Data provided:
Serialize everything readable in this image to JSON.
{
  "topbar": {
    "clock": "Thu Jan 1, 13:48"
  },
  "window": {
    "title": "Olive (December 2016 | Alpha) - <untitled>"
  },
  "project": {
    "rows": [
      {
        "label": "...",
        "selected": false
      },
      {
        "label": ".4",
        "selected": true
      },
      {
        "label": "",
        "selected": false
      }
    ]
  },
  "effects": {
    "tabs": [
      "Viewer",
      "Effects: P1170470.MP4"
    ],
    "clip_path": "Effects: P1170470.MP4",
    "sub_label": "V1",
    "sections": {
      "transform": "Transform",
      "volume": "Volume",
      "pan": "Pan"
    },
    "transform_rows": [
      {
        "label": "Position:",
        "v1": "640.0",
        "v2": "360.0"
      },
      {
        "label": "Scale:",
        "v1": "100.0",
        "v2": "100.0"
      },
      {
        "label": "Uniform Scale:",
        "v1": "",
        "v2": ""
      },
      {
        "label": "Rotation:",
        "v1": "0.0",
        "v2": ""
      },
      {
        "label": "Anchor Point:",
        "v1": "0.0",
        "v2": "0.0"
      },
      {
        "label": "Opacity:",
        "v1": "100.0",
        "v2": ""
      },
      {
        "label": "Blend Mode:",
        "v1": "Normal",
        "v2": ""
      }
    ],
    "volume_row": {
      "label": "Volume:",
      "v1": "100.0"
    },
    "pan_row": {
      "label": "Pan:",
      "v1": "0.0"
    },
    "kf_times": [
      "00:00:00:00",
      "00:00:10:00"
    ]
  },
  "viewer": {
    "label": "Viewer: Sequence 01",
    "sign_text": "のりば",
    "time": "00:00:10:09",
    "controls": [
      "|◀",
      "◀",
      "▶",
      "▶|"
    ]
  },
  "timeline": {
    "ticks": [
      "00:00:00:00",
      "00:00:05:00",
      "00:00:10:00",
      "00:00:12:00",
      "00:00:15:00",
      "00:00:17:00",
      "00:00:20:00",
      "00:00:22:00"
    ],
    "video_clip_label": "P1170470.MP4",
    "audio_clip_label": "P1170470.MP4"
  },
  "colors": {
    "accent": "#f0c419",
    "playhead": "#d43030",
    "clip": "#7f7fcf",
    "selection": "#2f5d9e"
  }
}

---

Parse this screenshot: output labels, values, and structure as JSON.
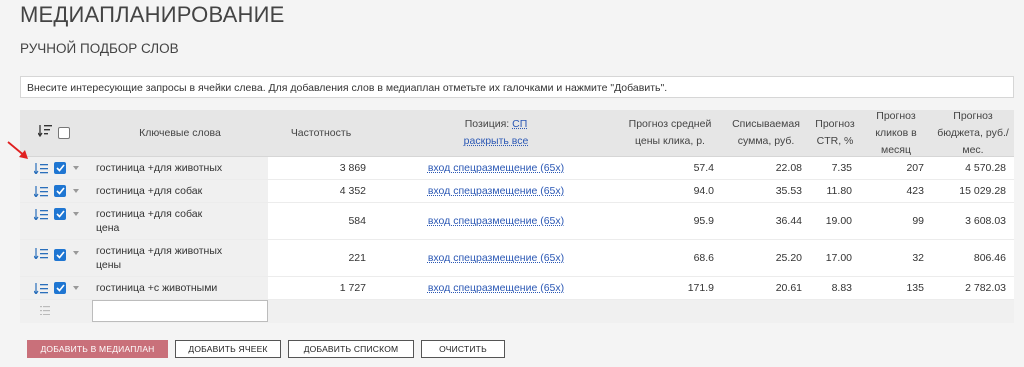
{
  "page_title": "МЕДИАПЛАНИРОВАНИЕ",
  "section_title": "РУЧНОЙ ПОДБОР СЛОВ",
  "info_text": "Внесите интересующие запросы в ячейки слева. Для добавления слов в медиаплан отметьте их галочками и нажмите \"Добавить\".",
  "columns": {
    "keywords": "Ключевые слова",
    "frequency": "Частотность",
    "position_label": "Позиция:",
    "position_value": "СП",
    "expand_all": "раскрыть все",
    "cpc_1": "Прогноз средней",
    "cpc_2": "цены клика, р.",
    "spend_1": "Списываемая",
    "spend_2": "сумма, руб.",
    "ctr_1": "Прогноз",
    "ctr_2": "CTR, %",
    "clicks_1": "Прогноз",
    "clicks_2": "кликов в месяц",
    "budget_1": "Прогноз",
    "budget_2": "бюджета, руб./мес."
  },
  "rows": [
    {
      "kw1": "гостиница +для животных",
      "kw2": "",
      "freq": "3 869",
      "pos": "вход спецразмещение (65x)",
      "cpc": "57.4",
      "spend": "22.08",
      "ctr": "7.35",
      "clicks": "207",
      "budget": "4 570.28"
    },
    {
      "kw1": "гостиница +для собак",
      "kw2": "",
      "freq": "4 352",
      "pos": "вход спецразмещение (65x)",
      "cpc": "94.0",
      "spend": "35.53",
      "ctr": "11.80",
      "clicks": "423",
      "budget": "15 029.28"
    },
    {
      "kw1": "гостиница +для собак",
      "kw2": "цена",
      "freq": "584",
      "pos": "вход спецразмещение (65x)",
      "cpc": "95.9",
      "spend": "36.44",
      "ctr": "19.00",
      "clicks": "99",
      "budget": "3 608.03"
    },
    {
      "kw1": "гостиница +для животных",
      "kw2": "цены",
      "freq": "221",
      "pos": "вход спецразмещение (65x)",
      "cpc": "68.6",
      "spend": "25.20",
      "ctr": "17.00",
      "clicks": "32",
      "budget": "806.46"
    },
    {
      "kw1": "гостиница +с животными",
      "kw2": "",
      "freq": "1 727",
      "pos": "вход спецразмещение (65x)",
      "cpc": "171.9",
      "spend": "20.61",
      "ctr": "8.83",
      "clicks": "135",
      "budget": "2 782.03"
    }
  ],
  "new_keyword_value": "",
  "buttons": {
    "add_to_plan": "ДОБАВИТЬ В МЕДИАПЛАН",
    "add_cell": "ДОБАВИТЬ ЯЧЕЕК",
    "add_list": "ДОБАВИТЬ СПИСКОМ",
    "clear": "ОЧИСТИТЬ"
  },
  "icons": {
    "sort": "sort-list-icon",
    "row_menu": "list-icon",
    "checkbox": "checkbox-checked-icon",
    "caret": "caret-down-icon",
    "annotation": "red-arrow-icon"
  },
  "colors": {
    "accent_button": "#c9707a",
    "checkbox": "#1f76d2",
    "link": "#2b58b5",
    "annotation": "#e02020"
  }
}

---

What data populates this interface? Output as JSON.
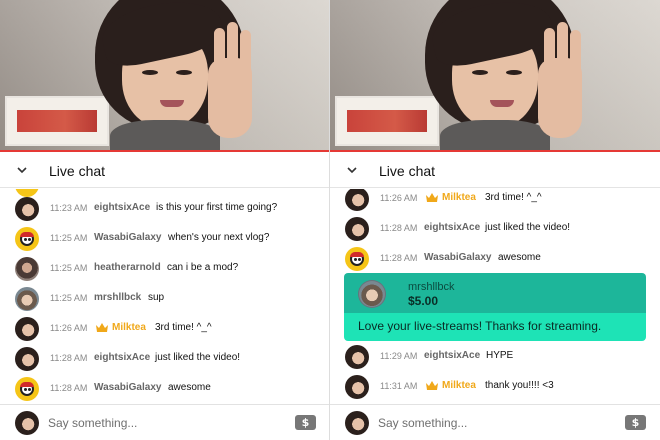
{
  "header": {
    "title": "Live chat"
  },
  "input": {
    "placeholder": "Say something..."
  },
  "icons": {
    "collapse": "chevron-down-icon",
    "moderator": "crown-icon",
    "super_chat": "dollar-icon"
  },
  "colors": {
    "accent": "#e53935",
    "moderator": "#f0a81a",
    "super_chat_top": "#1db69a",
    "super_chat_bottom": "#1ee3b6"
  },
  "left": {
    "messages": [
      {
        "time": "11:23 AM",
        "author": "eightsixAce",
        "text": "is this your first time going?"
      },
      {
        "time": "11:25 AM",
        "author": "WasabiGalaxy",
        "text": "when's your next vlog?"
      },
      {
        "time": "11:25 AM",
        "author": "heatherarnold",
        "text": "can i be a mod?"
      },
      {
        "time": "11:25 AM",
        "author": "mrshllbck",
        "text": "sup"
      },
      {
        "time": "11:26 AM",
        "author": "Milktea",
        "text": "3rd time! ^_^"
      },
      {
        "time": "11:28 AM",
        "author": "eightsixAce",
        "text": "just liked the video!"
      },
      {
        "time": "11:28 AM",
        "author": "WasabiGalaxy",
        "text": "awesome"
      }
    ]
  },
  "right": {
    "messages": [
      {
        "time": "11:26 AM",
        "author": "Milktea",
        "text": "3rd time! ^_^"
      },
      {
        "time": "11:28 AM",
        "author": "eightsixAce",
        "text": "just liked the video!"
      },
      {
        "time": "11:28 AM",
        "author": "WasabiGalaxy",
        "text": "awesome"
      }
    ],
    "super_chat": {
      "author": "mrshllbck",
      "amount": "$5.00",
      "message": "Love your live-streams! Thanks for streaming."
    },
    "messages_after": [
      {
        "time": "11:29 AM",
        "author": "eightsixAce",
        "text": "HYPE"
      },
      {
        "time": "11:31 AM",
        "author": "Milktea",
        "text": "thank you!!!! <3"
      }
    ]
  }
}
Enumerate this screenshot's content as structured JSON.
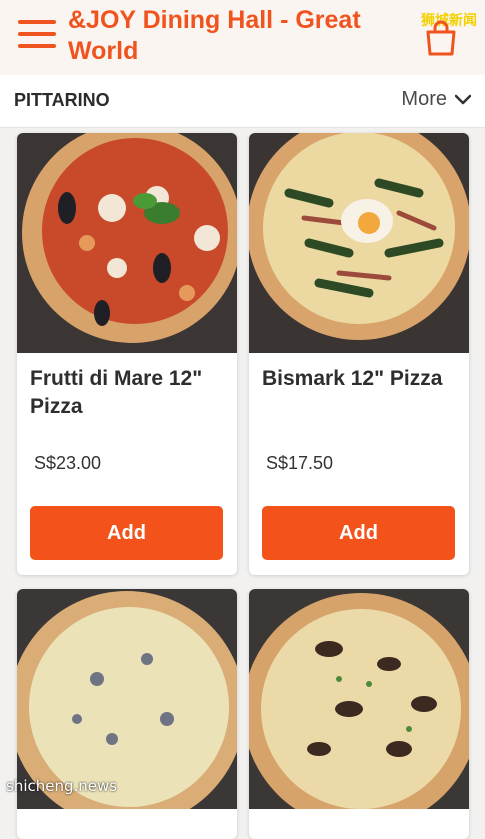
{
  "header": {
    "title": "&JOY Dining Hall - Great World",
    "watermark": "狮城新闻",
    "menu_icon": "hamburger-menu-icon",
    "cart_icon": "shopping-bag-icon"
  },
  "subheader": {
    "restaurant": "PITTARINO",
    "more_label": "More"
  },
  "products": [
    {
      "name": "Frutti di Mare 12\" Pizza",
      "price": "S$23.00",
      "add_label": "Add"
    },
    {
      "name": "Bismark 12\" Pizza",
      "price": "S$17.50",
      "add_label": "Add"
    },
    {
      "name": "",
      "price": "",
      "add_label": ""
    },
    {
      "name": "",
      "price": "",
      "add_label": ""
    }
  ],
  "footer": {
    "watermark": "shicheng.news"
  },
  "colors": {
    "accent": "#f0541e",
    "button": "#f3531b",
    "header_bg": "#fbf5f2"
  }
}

What is being asked: State the number of lines above that hold the string "Прогноз", with nothing added.

Task response: 4